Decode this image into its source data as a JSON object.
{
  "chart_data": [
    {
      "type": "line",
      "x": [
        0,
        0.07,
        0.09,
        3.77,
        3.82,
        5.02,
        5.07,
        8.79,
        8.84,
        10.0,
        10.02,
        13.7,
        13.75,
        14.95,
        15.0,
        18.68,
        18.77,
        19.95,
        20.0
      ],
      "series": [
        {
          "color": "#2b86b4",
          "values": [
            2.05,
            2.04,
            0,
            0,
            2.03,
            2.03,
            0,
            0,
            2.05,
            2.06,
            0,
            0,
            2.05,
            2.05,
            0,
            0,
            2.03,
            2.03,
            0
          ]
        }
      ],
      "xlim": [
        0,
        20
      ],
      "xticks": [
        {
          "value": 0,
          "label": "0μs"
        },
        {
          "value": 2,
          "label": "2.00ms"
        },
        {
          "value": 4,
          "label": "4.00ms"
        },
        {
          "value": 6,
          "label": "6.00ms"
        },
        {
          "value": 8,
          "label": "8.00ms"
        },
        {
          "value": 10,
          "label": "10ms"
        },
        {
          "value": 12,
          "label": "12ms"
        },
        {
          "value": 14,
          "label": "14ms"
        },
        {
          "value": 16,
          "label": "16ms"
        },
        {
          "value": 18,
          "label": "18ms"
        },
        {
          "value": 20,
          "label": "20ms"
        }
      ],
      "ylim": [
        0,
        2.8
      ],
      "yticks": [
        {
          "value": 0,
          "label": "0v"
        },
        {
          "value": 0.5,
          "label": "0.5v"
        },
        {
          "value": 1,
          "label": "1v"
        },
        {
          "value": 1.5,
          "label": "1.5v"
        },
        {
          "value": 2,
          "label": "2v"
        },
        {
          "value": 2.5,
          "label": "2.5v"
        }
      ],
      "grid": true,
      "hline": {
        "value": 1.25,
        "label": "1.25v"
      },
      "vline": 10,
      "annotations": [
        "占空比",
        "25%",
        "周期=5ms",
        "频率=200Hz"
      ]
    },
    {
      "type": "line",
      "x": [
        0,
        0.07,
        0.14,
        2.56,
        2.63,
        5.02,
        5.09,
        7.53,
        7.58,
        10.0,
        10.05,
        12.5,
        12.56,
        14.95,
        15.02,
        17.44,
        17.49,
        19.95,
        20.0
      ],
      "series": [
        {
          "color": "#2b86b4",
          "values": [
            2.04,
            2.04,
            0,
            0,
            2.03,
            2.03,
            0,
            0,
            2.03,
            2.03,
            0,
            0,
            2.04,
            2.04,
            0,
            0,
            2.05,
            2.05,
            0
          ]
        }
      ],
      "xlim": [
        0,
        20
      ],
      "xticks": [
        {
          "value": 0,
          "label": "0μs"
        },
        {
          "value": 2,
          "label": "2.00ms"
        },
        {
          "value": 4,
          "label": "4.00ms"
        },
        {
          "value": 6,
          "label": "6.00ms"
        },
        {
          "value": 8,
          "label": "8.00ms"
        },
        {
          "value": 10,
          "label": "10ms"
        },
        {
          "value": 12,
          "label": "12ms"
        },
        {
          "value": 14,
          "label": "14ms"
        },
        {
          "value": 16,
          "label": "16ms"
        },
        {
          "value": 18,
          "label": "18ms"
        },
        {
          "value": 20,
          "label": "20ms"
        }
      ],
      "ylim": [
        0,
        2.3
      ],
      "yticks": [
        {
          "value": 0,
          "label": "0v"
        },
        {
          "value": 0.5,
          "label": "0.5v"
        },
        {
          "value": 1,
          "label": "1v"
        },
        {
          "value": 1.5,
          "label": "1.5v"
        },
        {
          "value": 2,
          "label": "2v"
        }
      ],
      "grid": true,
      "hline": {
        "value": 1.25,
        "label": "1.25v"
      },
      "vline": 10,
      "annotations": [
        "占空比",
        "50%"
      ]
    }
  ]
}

> [Task details]
Write out the data again, exactly and in full.

> [Finished task]
Decode this image into its source data as a JSON object.
{
  "chart_data": [
    {
      "type": "line",
      "x": [
        0,
        0.07,
        0.09,
        3.77,
        3.82,
        5.02,
        5.07,
        8.79,
        8.84,
        10.0,
        10.02,
        13.7,
        13.75,
        14.95,
        15.0,
        18.68,
        18.77,
        19.95,
        20.0
      ],
      "series": [
        {
          "color": "#2b86b4",
          "values": [
            2.05,
            2.04,
            0,
            0,
            2.03,
            2.03,
            0,
            0,
            2.05,
            2.06,
            0,
            0,
            2.05,
            2.05,
            0,
            0,
            2.03,
            2.03,
            0
          ]
        }
      ],
      "xlim": [
        0,
        20
      ],
      "xticks": [
        {
          "value": 0,
          "label": "0μs"
        },
        {
          "value": 2,
          "label": "2.00ms"
        },
        {
          "value": 4,
          "label": "4.00ms"
        },
        {
          "value": 6,
          "label": "6.00ms"
        },
        {
          "value": 8,
          "label": "8.00ms"
        },
        {
          "value": 10,
          "label": "10ms"
        },
        {
          "value": 12,
          "label": "12ms"
        },
        {
          "value": 14,
          "label": "14ms"
        },
        {
          "value": 16,
          "label": "16ms"
        },
        {
          "value": 18,
          "label": "18ms"
        },
        {
          "value": 20,
          "label": "20ms"
        }
      ],
      "ylim": [
        0,
        2.8
      ],
      "yticks": [
        {
          "value": 0,
          "label": "0v"
        },
        {
          "value": 0.5,
          "label": "0.5v"
        },
        {
          "value": 1,
          "label": "1v"
        },
        {
          "value": 1.5,
          "label": "1.5v"
        },
        {
          "value": 2,
          "label": "2v"
        },
        {
          "value": 2.5,
          "label": "2.5v"
        }
      ],
      "grid": true,
      "hline": {
        "value": 1.25,
        "label": "1.25v"
      },
      "vline": 10,
      "annotations": [
        "占空比",
        "25%",
        "周期=5ms",
        "频率=200Hz"
      ]
    },
    {
      "type": "line",
      "x": [
        0,
        0.07,
        0.14,
        2.56,
        2.63,
        5.02,
        5.09,
        7.53,
        7.58,
        10.0,
        10.05,
        12.5,
        12.56,
        14.95,
        15.02,
        17.44,
        17.49,
        19.95,
        20.0
      ],
      "series": [
        {
          "color": "#2b86b4",
          "values": [
            2.04,
            2.04,
            0,
            0,
            2.03,
            2.03,
            0,
            0,
            2.03,
            2.03,
            0,
            0,
            2.04,
            2.04,
            0,
            0,
            2.05,
            2.05,
            0
          ]
        }
      ],
      "xlim": [
        0,
        20
      ],
      "xticks": [
        {
          "value": 0,
          "label": "0μs"
        },
        {
          "value": 2,
          "label": "2.00ms"
        },
        {
          "value": 4,
          "label": "4.00ms"
        },
        {
          "value": 6,
          "label": "6.00ms"
        },
        {
          "value": 8,
          "label": "8.00ms"
        },
        {
          "value": 10,
          "label": "10ms"
        },
        {
          "value": 12,
          "label": "12ms"
        },
        {
          "value": 14,
          "label": "14ms"
        },
        {
          "value": 16,
          "label": "16ms"
        },
        {
          "value": 18,
          "label": "18ms"
        },
        {
          "value": 20,
          "label": "20ms"
        }
      ],
      "ylim": [
        0,
        2.3
      ],
      "yticks": [
        {
          "value": 0,
          "label": "0v"
        },
        {
          "value": 0.5,
          "label": "0.5v"
        },
        {
          "value": 1,
          "label": "1v"
        },
        {
          "value": 1.5,
          "label": "1.5v"
        },
        {
          "value": 2,
          "label": "2v"
        }
      ],
      "grid": true,
      "hline": {
        "value": 1.25,
        "label": "1.25v"
      },
      "vline": 10,
      "annotations": [
        "占空比",
        "50%"
      ]
    }
  ]
}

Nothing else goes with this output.